* TASK: It is required that all of the data be written out exactly.

* PROVIDED RECORDS:
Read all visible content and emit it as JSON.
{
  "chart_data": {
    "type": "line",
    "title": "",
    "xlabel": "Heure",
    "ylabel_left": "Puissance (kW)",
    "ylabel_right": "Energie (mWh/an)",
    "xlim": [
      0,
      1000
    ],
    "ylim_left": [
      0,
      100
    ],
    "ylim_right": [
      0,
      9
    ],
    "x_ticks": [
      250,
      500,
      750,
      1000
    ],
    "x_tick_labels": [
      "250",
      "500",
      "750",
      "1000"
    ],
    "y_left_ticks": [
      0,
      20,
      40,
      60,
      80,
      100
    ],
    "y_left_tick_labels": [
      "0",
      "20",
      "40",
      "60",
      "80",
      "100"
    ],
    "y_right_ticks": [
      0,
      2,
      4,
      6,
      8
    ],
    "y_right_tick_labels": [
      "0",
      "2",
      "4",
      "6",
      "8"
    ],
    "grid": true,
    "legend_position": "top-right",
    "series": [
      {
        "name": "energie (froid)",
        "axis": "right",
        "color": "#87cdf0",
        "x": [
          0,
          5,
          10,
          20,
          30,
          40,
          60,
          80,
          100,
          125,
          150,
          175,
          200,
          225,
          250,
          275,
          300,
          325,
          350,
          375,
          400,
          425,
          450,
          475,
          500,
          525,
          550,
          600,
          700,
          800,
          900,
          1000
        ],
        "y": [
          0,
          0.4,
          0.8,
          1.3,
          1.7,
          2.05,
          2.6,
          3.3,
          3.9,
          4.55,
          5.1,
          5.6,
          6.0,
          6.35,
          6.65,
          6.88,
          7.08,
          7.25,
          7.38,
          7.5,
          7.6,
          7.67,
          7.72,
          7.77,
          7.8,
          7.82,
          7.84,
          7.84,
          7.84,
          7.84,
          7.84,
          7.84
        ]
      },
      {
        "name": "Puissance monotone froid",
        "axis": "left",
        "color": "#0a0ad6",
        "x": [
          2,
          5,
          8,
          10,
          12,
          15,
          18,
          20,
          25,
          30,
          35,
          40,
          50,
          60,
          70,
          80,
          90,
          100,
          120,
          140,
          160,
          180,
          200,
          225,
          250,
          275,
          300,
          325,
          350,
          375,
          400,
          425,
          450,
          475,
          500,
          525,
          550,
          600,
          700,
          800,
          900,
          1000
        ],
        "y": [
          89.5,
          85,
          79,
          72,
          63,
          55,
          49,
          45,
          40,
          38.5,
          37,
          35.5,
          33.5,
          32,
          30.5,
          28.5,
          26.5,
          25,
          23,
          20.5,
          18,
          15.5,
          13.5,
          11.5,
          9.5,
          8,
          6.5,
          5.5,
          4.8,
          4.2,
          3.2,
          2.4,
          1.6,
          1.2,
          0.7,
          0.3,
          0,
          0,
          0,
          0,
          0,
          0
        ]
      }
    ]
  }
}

* ANSWER IN FULL:
Read all visible content and emit it as JSON.
{
  "chart_data": {
    "type": "line",
    "title": "",
    "xlabel": "Heure",
    "ylabel_left": "Puissance (kW)",
    "ylabel_right": "Energie (mWh/an)",
    "xlim": [
      0,
      1000
    ],
    "ylim_left": [
      0,
      100
    ],
    "ylim_right": [
      0,
      9
    ],
    "x_ticks": [
      250,
      500,
      750,
      1000
    ],
    "x_tick_labels": [
      "250",
      "500",
      "750",
      "1000"
    ],
    "y_left_ticks": [
      0,
      20,
      40,
      60,
      80,
      100
    ],
    "y_left_tick_labels": [
      "0",
      "20",
      "40",
      "60",
      "80",
      "100"
    ],
    "y_right_ticks": [
      0,
      2,
      4,
      6,
      8
    ],
    "y_right_tick_labels": [
      "0",
      "2",
      "4",
      "6",
      "8"
    ],
    "grid": true,
    "legend_position": "top-right",
    "series": [
      {
        "name": "energie (froid)",
        "axis": "right",
        "color": "#87cdf0",
        "x": [
          0,
          5,
          10,
          20,
          30,
          40,
          60,
          80,
          100,
          125,
          150,
          175,
          200,
          225,
          250,
          275,
          300,
          325,
          350,
          375,
          400,
          425,
          450,
          475,
          500,
          525,
          550,
          600,
          700,
          800,
          900,
          1000
        ],
        "y": [
          0,
          0.4,
          0.8,
          1.3,
          1.7,
          2.05,
          2.6,
          3.3,
          3.9,
          4.55,
          5.1,
          5.6,
          6.0,
          6.35,
          6.65,
          6.88,
          7.08,
          7.25,
          7.38,
          7.5,
          7.6,
          7.67,
          7.72,
          7.77,
          7.8,
          7.82,
          7.84,
          7.84,
          7.84,
          7.84,
          7.84,
          7.84
        ]
      },
      {
        "name": "Puissance monotone froid",
        "axis": "left",
        "color": "#0a0ad6",
        "x": [
          2,
          5,
          8,
          10,
          12,
          15,
          18,
          20,
          25,
          30,
          35,
          40,
          50,
          60,
          70,
          80,
          90,
          100,
          120,
          140,
          160,
          180,
          200,
          225,
          250,
          275,
          300,
          325,
          350,
          375,
          400,
          425,
          450,
          475,
          500,
          525,
          550,
          600,
          700,
          800,
          900,
          1000
        ],
        "y": [
          89.5,
          85,
          79,
          72,
          63,
          55,
          49,
          45,
          40,
          38.5,
          37,
          35.5,
          33.5,
          32,
          30.5,
          28.5,
          26.5,
          25,
          23,
          20.5,
          18,
          15.5,
          13.5,
          11.5,
          9.5,
          8,
          6.5,
          5.5,
          4.8,
          4.2,
          3.2,
          2.4,
          1.6,
          1.2,
          0.7,
          0.3,
          0,
          0,
          0,
          0,
          0,
          0
        ]
      }
    ]
  }
}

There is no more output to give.